Exercise: Copy out all the records, swapping "elements" for "items" and keeping everything else the same. Omit the pictures.

* Begin Material to process *

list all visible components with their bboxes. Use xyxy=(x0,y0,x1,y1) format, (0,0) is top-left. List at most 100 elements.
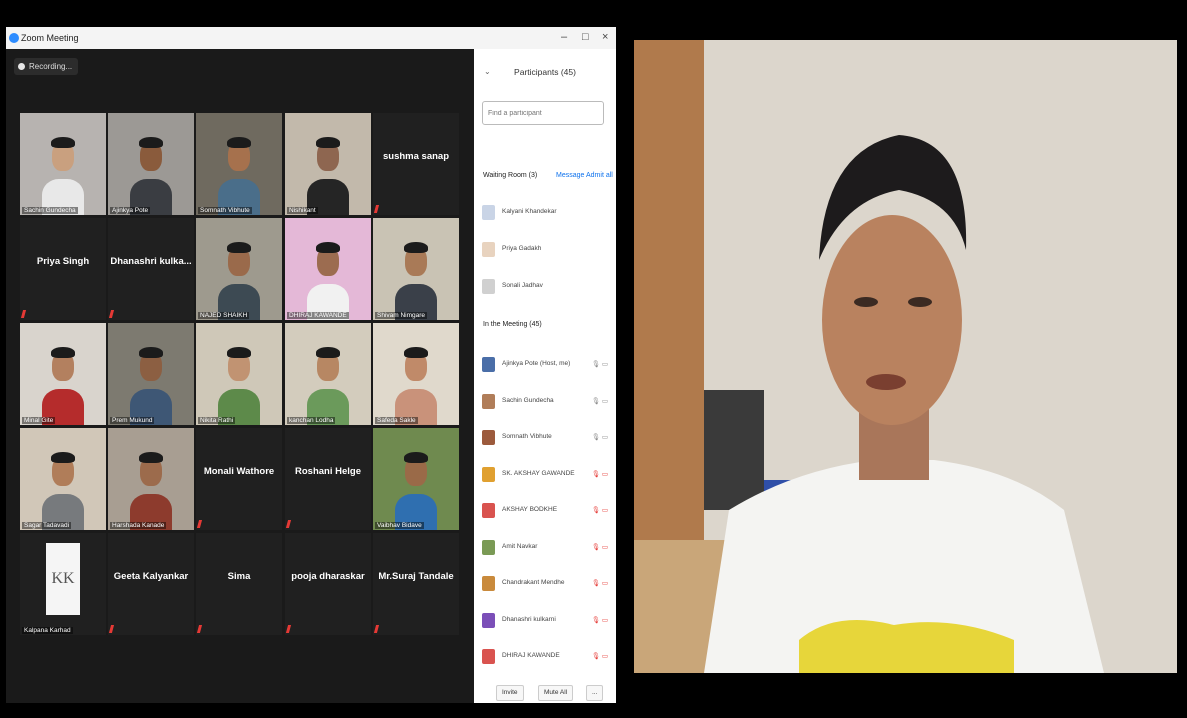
in-meeting-row[interactable]: Somnath Vibhute 🎙 ▭ xyxy=(482,428,612,448)
mic-muted-icon xyxy=(196,520,203,528)
in-meeting-row[interactable]: Sachin Gundecha 🎙 ▭ xyxy=(482,392,612,412)
maximize-button[interactable]: □ xyxy=(582,31,589,43)
minimize-button[interactable]: – xyxy=(561,31,567,43)
mic-muted-icon[interactable]: 🎙 ▭ xyxy=(592,543,608,551)
mic-muted-icon[interactable]: 🎙 ▭ xyxy=(592,652,608,660)
mic-muted-icon[interactable]: 🎙 ▭ xyxy=(592,579,608,587)
participant-hair xyxy=(316,242,340,253)
participant-search-input[interactable] xyxy=(482,101,604,125)
participant-name-label: Nikita Rathi xyxy=(198,417,236,424)
participant-tile[interactable]: Ajinkya Pote xyxy=(108,113,194,215)
participant-tile[interactable]: DHIRAJ KAWANDE xyxy=(285,218,371,320)
participant-tile[interactable]: Harshada Kanade xyxy=(108,428,194,530)
frame-border-bottom-right xyxy=(634,673,1187,718)
participant-name-label: Kalpana Karhad xyxy=(22,627,73,634)
participant-name: Somnath Vibhute xyxy=(502,433,552,440)
mic-icon[interactable]: 🎙 ▭ xyxy=(592,433,608,441)
participant-name-label: Shivam Nimgare xyxy=(375,312,428,319)
mute-all-button[interactable]: Mute All xyxy=(538,685,574,701)
participant-hair xyxy=(139,137,163,148)
more-button[interactable]: ... xyxy=(586,685,604,701)
participant-tile[interactable]: sushma sanap xyxy=(373,113,459,215)
in-meeting-row[interactable]: Chandrakant Mendhe 🎙 ▭ xyxy=(482,574,612,594)
participant-tile[interactable]: Somnath Vibhute xyxy=(196,113,282,215)
participant-tile[interactable]: Geeta Kalyankar xyxy=(108,533,194,635)
participant-hair xyxy=(51,452,75,463)
waiting-room-row[interactable]: Kalyani Khandekar xyxy=(482,203,612,223)
in-meeting-row[interactable]: Ajinkya Pote (Host, me) 🎙 ▭ xyxy=(482,355,612,375)
participant-tile[interactable]: Minal Gite xyxy=(20,323,106,425)
screenshot-collage: Zoom Meeting – □ × Recording... Sachin G… xyxy=(0,0,1187,718)
mouth xyxy=(866,374,906,390)
mic-icon[interactable]: 🎙 ▭ xyxy=(592,397,608,405)
profile-picture: KK xyxy=(46,543,80,615)
message-link[interactable]: Message xyxy=(556,172,584,179)
participant-tile[interactable]: Monali Wathore xyxy=(196,428,282,530)
admit-all-link[interactable]: Admit all xyxy=(586,172,613,179)
participant-tile[interactable]: Sima xyxy=(196,533,282,635)
participant-tile[interactable]: Sagar Tadavadi xyxy=(20,428,106,530)
frame-border-right xyxy=(1177,0,1187,718)
participant-tile[interactable]: Vaibhav Bidave xyxy=(373,428,459,530)
participant-tile[interactable]: Shivam Nimgare xyxy=(373,218,459,320)
in-meeting-label[interactable]: In the Meeting (45) xyxy=(483,321,542,328)
avatar xyxy=(482,539,495,555)
in-meeting-row[interactable]: Dhanashri kulkarni 🎙 ▭ xyxy=(482,611,612,631)
hand-truck xyxy=(704,390,764,510)
participant-tile[interactable]: Safeda Sakle xyxy=(373,323,459,425)
mic-muted-icon[interactable]: 🎙 ▭ xyxy=(592,470,608,478)
in-meeting-row[interactable]: AKSHAY BODKHE 🎙 ▭ xyxy=(482,501,612,521)
face xyxy=(822,215,962,425)
participant-name-text: Roshani Helge xyxy=(295,466,361,477)
avatar xyxy=(482,503,495,518)
participant-name-label: kanchan Lodha xyxy=(287,417,336,424)
participant-tile[interactable]: Nikita Rathi xyxy=(196,323,282,425)
participant-tile[interactable]: Priya Singh xyxy=(20,218,106,320)
in-meeting-row[interactable]: Amit Navkar 🎙 ▭ xyxy=(482,538,612,558)
window-title: Zoom Meeting xyxy=(21,33,79,43)
close-button[interactable]: × xyxy=(602,31,608,43)
participant-name: DHIRAJ KAWANDE xyxy=(502,652,560,659)
in-meeting-row[interactable]: SK. AKSHAY GAWANDE 🎙 ▭ xyxy=(482,465,612,485)
participant-tile[interactable]: Dhanashri kulka... xyxy=(108,218,194,320)
waiting-room-row[interactable]: Sonali Jadhav xyxy=(482,277,612,297)
in-meeting-row[interactable]: DHIRAJ KAWANDE 🎙 ▭ xyxy=(482,647,612,667)
participant-tile[interactable]: Prem Mukund xyxy=(108,323,194,425)
participant-tile[interactable]: KK Kalpana Karhad xyxy=(20,533,106,635)
participant-tile[interactable]: Roshani Helge xyxy=(285,428,371,530)
mic-muted-icon xyxy=(373,625,380,633)
participant-name-text: Geeta Kalyankar xyxy=(113,571,189,582)
speaker-scene xyxy=(634,40,1177,673)
mic-muted-icon[interactable]: 🎙 ▭ xyxy=(592,616,608,624)
participant-name: Kalyani Khandekar xyxy=(502,208,557,215)
participant-name-label: Safeda Sakle xyxy=(375,417,418,424)
waiting-room-label[interactable]: Waiting Room (3) xyxy=(483,172,537,179)
right-eye xyxy=(908,297,932,307)
mic-muted-icon xyxy=(196,625,203,633)
participant-hair xyxy=(51,347,75,358)
participant-tile[interactable]: Mr.Suraj Tandale xyxy=(373,533,459,635)
participant-name-label: Harshada Kanade xyxy=(110,522,167,529)
participant-tile[interactable]: Nishikant xyxy=(285,113,371,215)
mic-muted-icon[interactable]: 🎙 ▭ xyxy=(592,506,608,514)
waiting-room-row[interactable]: Priya Gadakh xyxy=(482,240,612,260)
participant-hair xyxy=(316,137,340,148)
participant-name-text: Mr.Suraj Tandale xyxy=(378,571,454,582)
participant-name-label: Somnath Vibhute xyxy=(198,207,252,214)
participant-name: Dhanashri kulkarni xyxy=(502,615,556,623)
participant-name: Chandrakant Mendhe xyxy=(502,579,565,586)
participant-tile[interactable]: kanchan Lodha xyxy=(285,323,371,425)
participant-name-label: Prem Mukund xyxy=(110,417,155,424)
mic-icon[interactable]: 🎙 ▭ xyxy=(592,360,608,368)
participant-name: SK. AKSHAY GAWANDE xyxy=(502,469,575,477)
participant-tile[interactable]: pooja dharaskar xyxy=(285,533,371,635)
participant-hair xyxy=(51,137,75,148)
participant-tile[interactable]: NAJED SHAIKH xyxy=(196,218,282,320)
recording-indicator[interactable]: Recording... xyxy=(14,58,79,75)
record-icon xyxy=(18,63,25,70)
participant-tile[interactable]: Sachin Gundecha xyxy=(20,113,106,215)
avatar xyxy=(482,393,495,409)
participant-hair xyxy=(227,137,251,148)
participant-name: AKSHAY BODKHE xyxy=(502,506,558,513)
invite-button[interactable]: Invite xyxy=(496,685,524,701)
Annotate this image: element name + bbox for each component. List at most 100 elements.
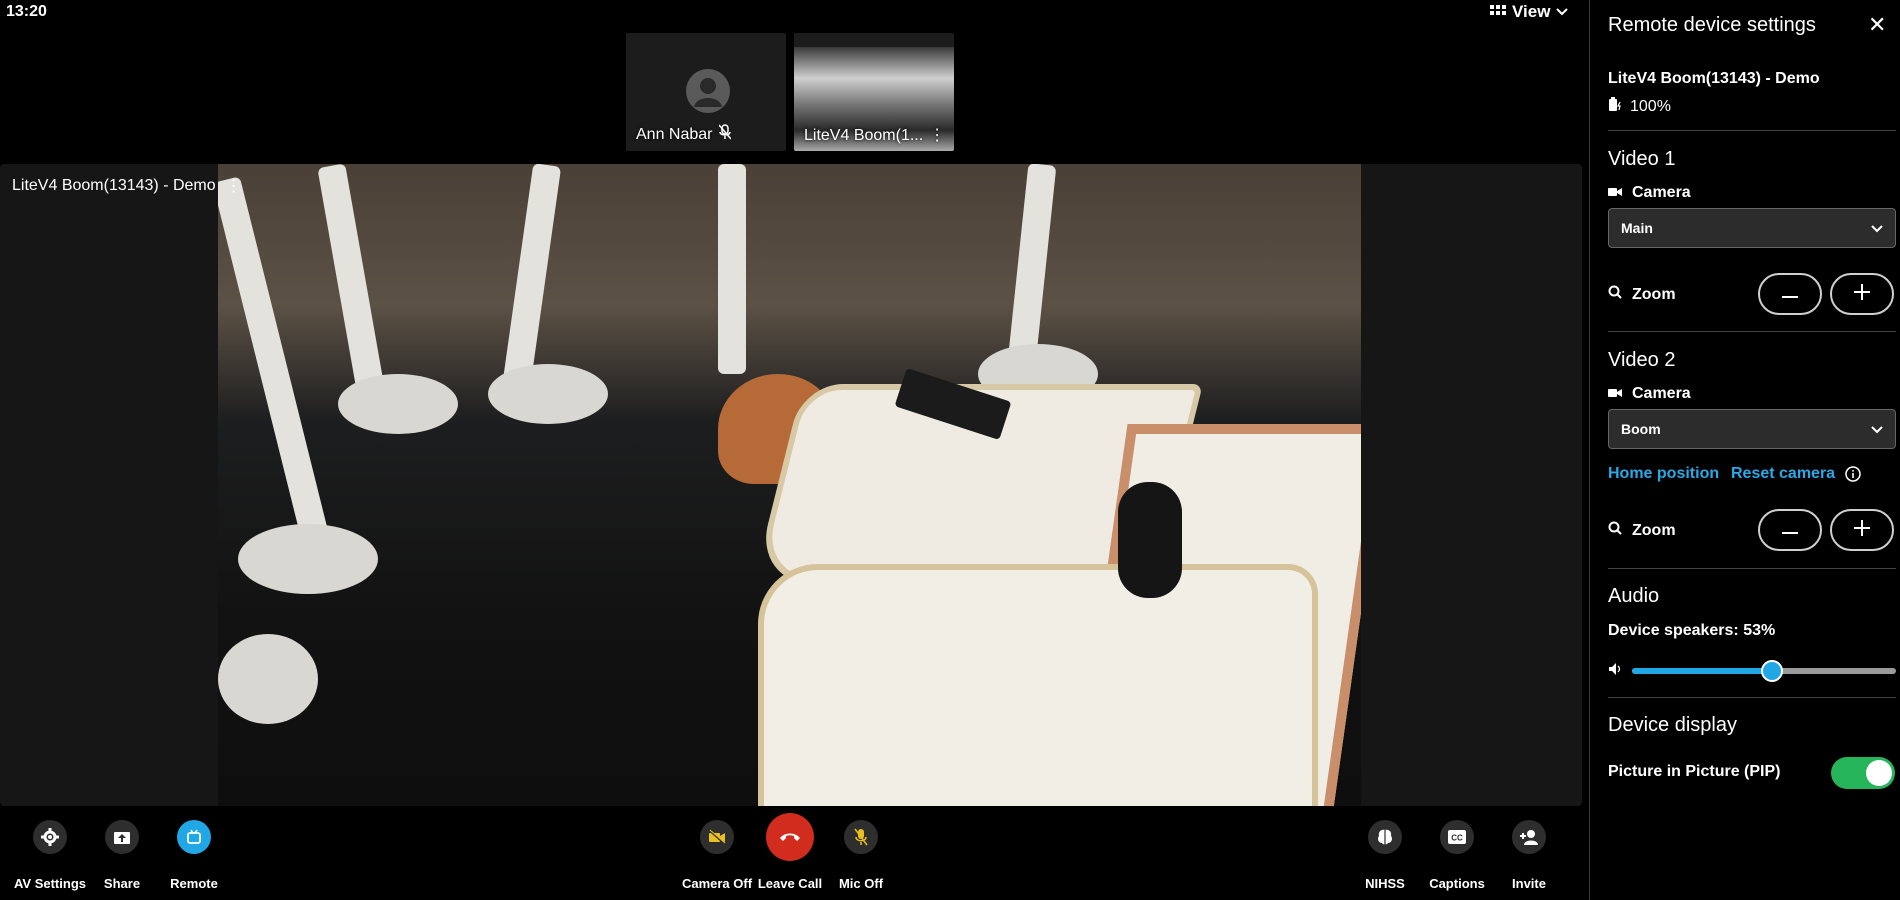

* End Material to process *

Task answer:
list all visible components with their bboxes. Use xyxy=(x0,y0,x1,y1) format, (0,0) is top-left. List at most 100 items.
in-meeting-row[interactable]: Somnath Vibhute 🎙 ▭ xyxy=(482,428,612,448)
mic-muted-icon xyxy=(196,520,203,528)
in-meeting-row[interactable]: Sachin Gundecha 🎙 ▭ xyxy=(482,392,612,412)
maximize-button[interactable]: □ xyxy=(582,31,589,43)
minimize-button[interactable]: – xyxy=(561,31,567,43)
mic-muted-icon[interactable]: 🎙 ▭ xyxy=(592,543,608,551)
mic-muted-icon[interactable]: 🎙 ▭ xyxy=(592,652,608,660)
mic-muted-icon[interactable]: 🎙 ▭ xyxy=(592,579,608,587)
participant-hair xyxy=(316,242,340,253)
participant-search-input[interactable] xyxy=(482,101,604,125)
participant-name-label: Nikita Rathi xyxy=(198,417,236,424)
participant-tile[interactable]: Ajinkya Pote xyxy=(108,113,194,215)
participant-tile[interactable]: DHIRAJ KAWANDE xyxy=(285,218,371,320)
participant-tile[interactable]: Harshada Kanade xyxy=(108,428,194,530)
frame-border-bottom-right xyxy=(634,673,1187,718)
participant-name-label: Kalpana Karhad xyxy=(22,627,73,634)
participant-name: Somnath Vibhute xyxy=(502,433,552,440)
mic-icon[interactable]: 🎙 ▭ xyxy=(592,433,608,441)
participant-name-label: Shivam Nimgare xyxy=(375,312,428,319)
mute-all-button[interactable]: Mute All xyxy=(538,685,574,701)
participant-hair xyxy=(139,137,163,148)
more-button[interactable]: ... xyxy=(586,685,604,701)
participant-tile[interactable]: sushma sanap xyxy=(373,113,459,215)
in-meeting-row[interactable]: Chandrakant Mendhe 🎙 ▭ xyxy=(482,574,612,594)
participant-tile[interactable]: Somnath Vibhute xyxy=(196,113,282,215)
participant-tile[interactable]: Geeta Kalyankar xyxy=(108,533,194,635)
participant-hair xyxy=(51,452,75,463)
waiting-room-row[interactable]: Kalyani Khandekar xyxy=(482,203,612,223)
in-meeting-row[interactable]: Ajinkya Pote (Host, me) 🎙 ▭ xyxy=(482,355,612,375)
participant-tile[interactable]: Minal Gite xyxy=(20,323,106,425)
screenshot-collage: Zoom Meeting – □ × Recording... Sachin G… xyxy=(0,0,1187,718)
mouth xyxy=(866,374,906,390)
mic-icon[interactable]: 🎙 ▭ xyxy=(592,397,608,405)
profile-picture: KK xyxy=(46,543,80,615)
message-link[interactable]: Message xyxy=(556,172,584,179)
participant-tile[interactable]: Monali Wathore xyxy=(196,428,282,530)
admit-all-link[interactable]: Admit all xyxy=(586,172,613,179)
participant-tile[interactable]: Sima xyxy=(196,533,282,635)
participant-tile[interactable]: Sagar Tadavadi xyxy=(20,428,106,530)
frame-border-right xyxy=(1177,0,1187,718)
participant-tile[interactable]: Vaibhav Bidave xyxy=(373,428,459,530)
participant-tile[interactable]: Shivam Nimgare xyxy=(373,218,459,320)
in-meeting-label[interactable]: In the Meeting (45) xyxy=(483,321,542,328)
avatar xyxy=(482,539,495,555)
in-meeting-row[interactable]: Dhanashri kulkarni 🎙 ▭ xyxy=(482,611,612,631)
hand-truck xyxy=(704,390,764,510)
participant-tile[interactable]: Safeda Sakle xyxy=(373,323,459,425)
mic-muted-icon[interactable]: 🎙 ▭ xyxy=(592,470,608,478)
in-meeting-row[interactable]: AKSHAY BODKHE 🎙 ▭ xyxy=(482,501,612,521)
face xyxy=(822,215,962,425)
participant-name-text: Roshani Helge xyxy=(295,466,361,477)
avatar xyxy=(482,503,495,518)
participant-name-label: kanchan Lodha xyxy=(287,417,336,424)
participant-tile[interactable]: Nikita Rathi xyxy=(196,323,282,425)
participant-tile[interactable]: Priya Singh xyxy=(20,218,106,320)
in-meeting-row[interactable]: Amit Navkar 🎙 ▭ xyxy=(482,538,612,558)
window-title: Zoom Meeting xyxy=(21,33,79,43)
close-button[interactable]: × xyxy=(602,31,608,43)
participant-name: DHIRAJ KAWANDE xyxy=(502,652,560,659)
in-meeting-row[interactable]: SK. AKSHAY GAWANDE 🎙 ▭ xyxy=(482,465,612,485)
participant-tile[interactable]: Dhanashri kulka... xyxy=(108,218,194,320)
waiting-room-row[interactable]: Sonali Jadhav xyxy=(482,277,612,297)
in-meeting-row[interactable]: DHIRAJ KAWANDE 🎙 ▭ xyxy=(482,647,612,667)
participant-tile[interactable]: Prem Mukund xyxy=(108,323,194,425)
participant-tile[interactable]: KK Kalpana Karhad xyxy=(20,533,106,635)
participant-tile[interactable]: Roshani Helge xyxy=(285,428,371,530)
mic-muted-icon xyxy=(373,625,380,633)
participant-name-text: Geeta Kalyankar xyxy=(113,571,189,582)
speaker-scene xyxy=(634,40,1177,673)
mic-muted-icon[interactable]: 🎙 ▭ xyxy=(592,616,608,624)
participant-name: Kalyani Khandekar xyxy=(502,208,557,215)
participant-name-label: Safeda Sakle xyxy=(375,417,418,424)
waiting-room-label[interactable]: Waiting Room (3) xyxy=(483,172,537,179)
right-eye xyxy=(908,297,932,307)
mic-muted-icon xyxy=(196,625,203,633)
participant-hair xyxy=(51,347,75,358)
participant-tile[interactable]: Mr.Suraj Tandale xyxy=(373,533,459,635)
participant-name-label: Harshada Kanade xyxy=(110,522,167,529)
participant-tile[interactable]: Nishikant xyxy=(285,113,371,215)
mic-muted-icon[interactable]: 🎙 ▭ xyxy=(592,506,608,514)
waiting-room-row[interactable]: Priya Gadakh xyxy=(482,240,612,260)
participant-hair xyxy=(316,137,340,148)
participant-name-text: Mr.Suraj Tandale xyxy=(378,571,454,582)
participant-name-label: Somnath Vibhute xyxy=(198,207,252,214)
participant-name: Dhanashri kulkarni xyxy=(502,615,556,623)
participant-name: Chandrakant Mendhe xyxy=(502,579,565,586)
participant-tile[interactable]: kanchan Lodha xyxy=(285,323,371,425)
participant-name-label: Prem Mukund xyxy=(110,417,155,424)
mic-icon[interactable]: 🎙 ▭ xyxy=(592,360,608,368)
participant-name: SK. AKSHAY GAWANDE xyxy=(502,469,575,477)
participant-tile[interactable]: pooja dharaskar xyxy=(285,533,371,635)
participant-hair xyxy=(51,137,75,148)
participant-tile[interactable]: NAJED SHAIKH xyxy=(196,218,282,320)
recording-indicator[interactable]: Recording... xyxy=(14,58,79,75)
record-icon xyxy=(18,63,25,70)
participant-tile[interactable]: Sachin Gundecha xyxy=(20,113,106,215)
avatar xyxy=(482,393,495,409)
participant-hair xyxy=(227,137,251,148)
participant-name: AKSHAY BODKHE xyxy=(502,506,558,513)
invite-button[interactable]: Invite xyxy=(496,685,524,701)
Annotate this image: element name + bbox for each component. List at most 100 items.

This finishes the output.